Pick out every line with the word "degree" and copy it.
--*--
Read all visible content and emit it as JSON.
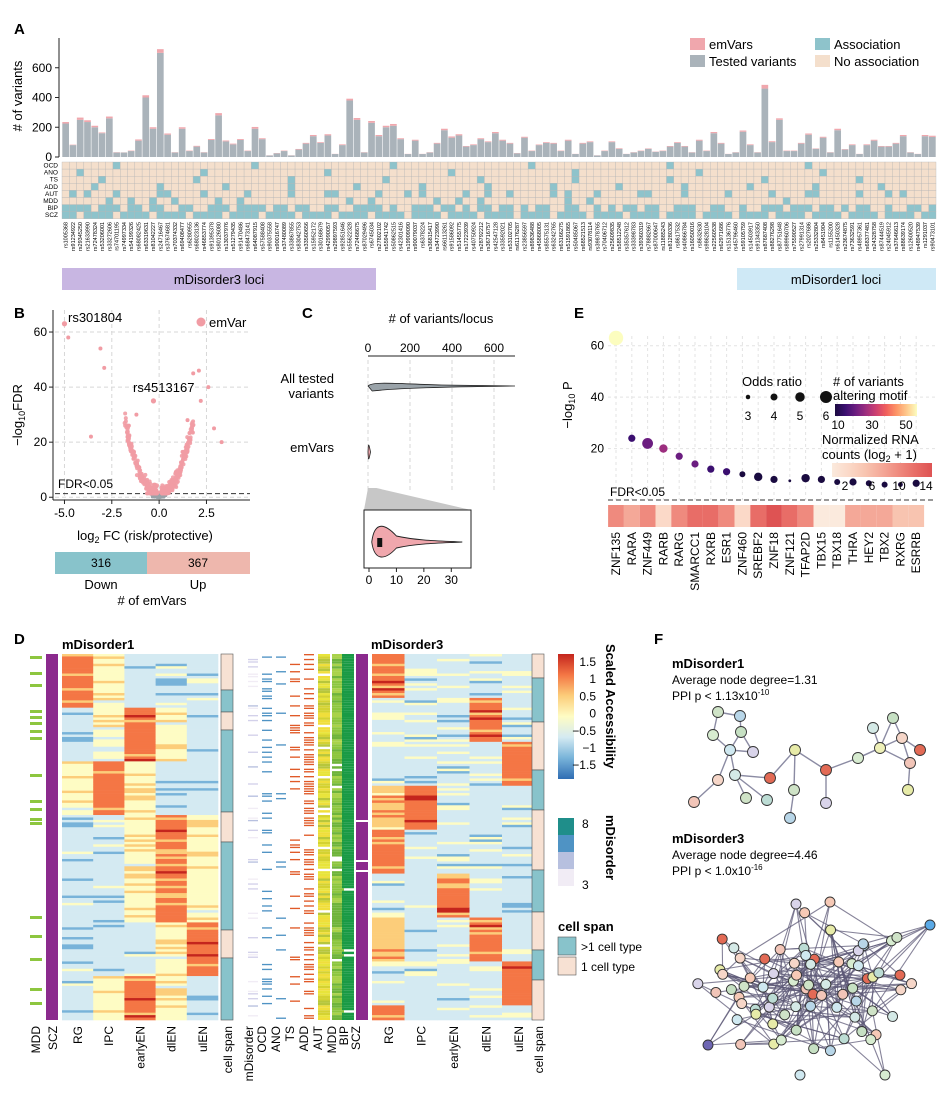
{
  "colors": {
    "emvar": "#f0a7ad",
    "tested": "#aab3ba",
    "association": "#8ec3cb",
    "no_association": "#f4dfcc",
    "sig_point": "#f19ca4",
    "nonsig_point": "#9aa3a9",
    "purple": "#8b2a8d",
    "green": "#8dc63f",
    "lavender_bar": "#c8b6e2",
    "blue_bar": "#cfe9f6",
    "down": "#88c3cb",
    "up": "#eeb7ad",
    "mdisorder_scale": [
      "#f1ecf5",
      "#b7c0df",
      "#4f93c4",
      "#1f8e8a"
    ],
    "accessibility_scale": [
      "#2f6db3",
      "#78b3d9",
      "#d4eaf2",
      "#fefcc4",
      "#fccd7a",
      "#f47645",
      "#c4251d"
    ]
  },
  "panelA": {
    "label": "A",
    "ylabel": "# of variants",
    "legend": {
      "emvars": "emVars",
      "tested": "Tested variants",
      "association": "Association",
      "no_association": "No association"
    },
    "disorders": [
      "OCD",
      "ANO",
      "TS",
      "ADD",
      "AUT",
      "MDD",
      "BIP",
      "SCZ"
    ],
    "loci_label_left": "mDisorder3 loci",
    "loci_label_right": "mDisorder1 loci"
  },
  "panelB": {
    "label": "B",
    "ylabel": "-log10FDR",
    "xlabel": "log2FC (risk/protective)",
    "fdr_label": "FDR<0.05",
    "legend": "emVar",
    "annot1": "rs301804",
    "annot2": "rs4513167",
    "down": {
      "count": "316",
      "label": "Down"
    },
    "up": {
      "count": "367",
      "label": "Up"
    },
    "count_label": "# of emVars"
  },
  "panelC": {
    "label": "C",
    "title": "# of variants/locus",
    "row1": "All tested",
    "row1b": "variants",
    "row2": "emVars"
  },
  "panelD": {
    "label": "D",
    "title1": "mDisorder1",
    "title3": "mDisorder3",
    "cols_left": [
      "MDD",
      "SCZ",
      "RG",
      "IPC",
      "earlyEN",
      "dlEN",
      "ulEN",
      "cell span"
    ],
    "cols_mid": [
      "mDisorder",
      "OCD",
      "ANO",
      "TS",
      "ADD",
      "AUT",
      "MDD",
      "BIP",
      "SCZ"
    ],
    "cols_right": [
      "RG",
      "IPC",
      "earlyEN",
      "dlEN",
      "ulEN",
      "cell span"
    ],
    "scale_title": "Scaled Accessibility",
    "mdisorder_title": "mDisorder",
    "cellspan_title": "cell span",
    "cellspan_multi": ">1 cell type",
    "cellspan_one": "1 cell type"
  },
  "panelE": {
    "label": "E",
    "ylabel": "-log10 P",
    "fdr_label": "FDR<0.05",
    "odds_title": "Odds ratio",
    "variants_title": "# of variants",
    "variants_title2": "altering motif",
    "rna_title": "Normalized RNA",
    "rna_title2": "counts (log2 + 1)"
  },
  "panelF": {
    "label": "F",
    "net1_title": "mDisorder1",
    "net1_degree": "Average node degree=1.31",
    "net1_ppi": "PPI p < 1.13x10",
    "net1_exp": "-10",
    "net3_title": "mDisorder3",
    "net3_degree": "Average node degree=4.46",
    "net3_ppi": "PPI p < 1.0x10",
    "net3_exp": "-16"
  },
  "chart_data": [
    {
      "id": "A",
      "type": "bar",
      "title": "",
      "ylabel": "# of variants",
      "ylim": [
        0,
        800
      ],
      "yticks": [
        0,
        200,
        400,
        600
      ],
      "series": [
        {
          "name": "Tested variants",
          "values": [
            225,
            80,
            250,
            235,
            200,
            160,
            260,
            30,
            30,
            40,
            110,
            400,
            190,
            700,
            150,
            30,
            190,
            40,
            70,
            30,
            115,
            280,
            105,
            85,
            115,
            40,
            190,
            120,
            10,
            25,
            40,
            10,
            50,
            90,
            140,
            95,
            145,
            20,
            80,
            380,
            250,
            30,
            230,
            140,
            200,
            210,
            120,
            20,
            110,
            20,
            30,
            90,
            180,
            130,
            145,
            70,
            80,
            120,
            100,
            160,
            110,
            90,
            25,
            130,
            40,
            80,
            95,
            90,
            40,
            110,
            20,
            90,
            100,
            10,
            40,
            100,
            55,
            20,
            30,
            40,
            55,
            35,
            40,
            70,
            95,
            70,
            30,
            110,
            40,
            160,
            90,
            20,
            30,
            170,
            80,
            30,
            460,
            100,
            250,
            40,
            40,
            90,
            150,
            55,
            130,
            30,
            180,
            50,
            80,
            20,
            80,
            110,
            70,
            70,
            90,
            140,
            30,
            20,
            140,
            135
          ]
        },
        {
          "name": "emVars",
          "values": [
            10,
            3,
            15,
            12,
            10,
            5,
            12,
            2,
            1,
            3,
            8,
            15,
            10,
            25,
            8,
            2,
            10,
            3,
            5,
            2,
            6,
            15,
            6,
            5,
            6,
            3,
            12,
            6,
            1,
            2,
            3,
            1,
            4,
            5,
            8,
            5,
            8,
            1,
            5,
            12,
            12,
            2,
            12,
            8,
            10,
            12,
            6,
            1,
            6,
            1,
            2,
            5,
            10,
            8,
            8,
            4,
            5,
            6,
            5,
            8,
            6,
            5,
            2,
            6,
            3,
            4,
            5,
            5,
            3,
            6,
            1,
            5,
            5,
            1,
            3,
            5,
            4,
            1,
            2,
            3,
            3,
            2,
            3,
            4,
            5,
            4,
            2,
            6,
            3,
            8,
            5,
            1,
            2,
            8,
            5,
            2,
            25,
            6,
            10,
            3,
            3,
            5,
            8,
            3,
            6,
            2,
            10,
            3,
            5,
            1,
            5,
            6,
            4,
            4,
            5,
            8,
            2,
            1,
            8,
            8
          ]
        }
      ]
    },
    {
      "id": "B",
      "type": "scatter",
      "xlabel": "log2FC (risk/protective)",
      "ylabel": "-log10FDR",
      "xlim": [
        -5.5,
        4.8
      ],
      "ylim": [
        -1,
        68
      ],
      "xticks": [
        -5.0,
        -2.5,
        0.0,
        2.5
      ],
      "yticks": [
        0,
        20,
        40,
        60
      ],
      "fdr_threshold": 1.3,
      "highlighted": [
        {
          "label": "rs301804",
          "x": -5.0,
          "y": 63
        },
        {
          "label": "rs4513167",
          "x": -0.3,
          "y": 35
        }
      ]
    },
    {
      "id": "B-counts",
      "type": "bar",
      "categories": [
        "Down",
        "Up"
      ],
      "values": [
        316,
        367
      ],
      "xlabel": "# of emVars"
    },
    {
      "id": "C",
      "type": "violin",
      "title": "# of variants/locus",
      "xlim": [
        0,
        700
      ],
      "xticks": [
        0,
        200,
        400,
        600
      ],
      "categories": [
        "All tested variants",
        "emVars"
      ],
      "inset_xticks": [
        0,
        10,
        20,
        30
      ]
    },
    {
      "id": "E",
      "type": "scatter",
      "ylabel": "-log10 P",
      "categories": [
        "ZNF135",
        "RARA",
        "ZNF449",
        "RARB",
        "RARG",
        "SMARCC1",
        "RXRB",
        "ESR1",
        "ZNF460",
        "SREBF2",
        "ZNF18",
        "ZNF121",
        "TFAP2D",
        "TBX15",
        "TBX18",
        "THRA",
        "HEY2",
        "TBX2",
        "RXRG",
        "ESRRB"
      ],
      "neg_log10_p": [
        63,
        24,
        22,
        20,
        17,
        14,
        12,
        11,
        10,
        9,
        8,
        7.5,
        8.5,
        8,
        7,
        7,
        6.5,
        6,
        6,
        6.5
      ],
      "odds_ratio": [
        6,
        3,
        4.5,
        3.5,
        3,
        3,
        3,
        3,
        2.5,
        3.5,
        3,
        1,
        3.5,
        3,
        2.5,
        3,
        2.5,
        2.5,
        2,
        3
      ],
      "n_variants": [
        60,
        15,
        20,
        25,
        22,
        18,
        15,
        15,
        8,
        5,
        5,
        5,
        5,
        5,
        5,
        5,
        5,
        5,
        5,
        5
      ],
      "rna_counts": [
        10,
        8,
        9,
        3,
        9,
        11,
        12,
        9,
        3,
        11,
        14,
        11,
        9,
        2,
        2,
        8,
        8,
        8,
        6,
        5
      ],
      "odds_legend": [
        3,
        4,
        5,
        6
      ],
      "variants_legend_ticks": [
        10,
        30,
        50
      ],
      "rna_legend_ticks": [
        2,
        6,
        10,
        14
      ],
      "ylim": [
        0,
        70
      ],
      "yticks": [
        20,
        40,
        60
      ]
    },
    {
      "id": "D",
      "type": "heatmap",
      "title": "Scaled Accessibility",
      "color_ticks": [
        1.5,
        1,
        0.5,
        0,
        -0.5,
        -1,
        -1.5
      ],
      "mdisorder_ticks": [
        8,
        3
      ],
      "columns": [
        "RG",
        "IPC",
        "earlyEN",
        "dlEN",
        "ulEN"
      ]
    }
  ]
}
--*--
| Task solution |
    "net1_degree": "Average node degree=1.31",
    "net3_degree": "Average node degree=4.46",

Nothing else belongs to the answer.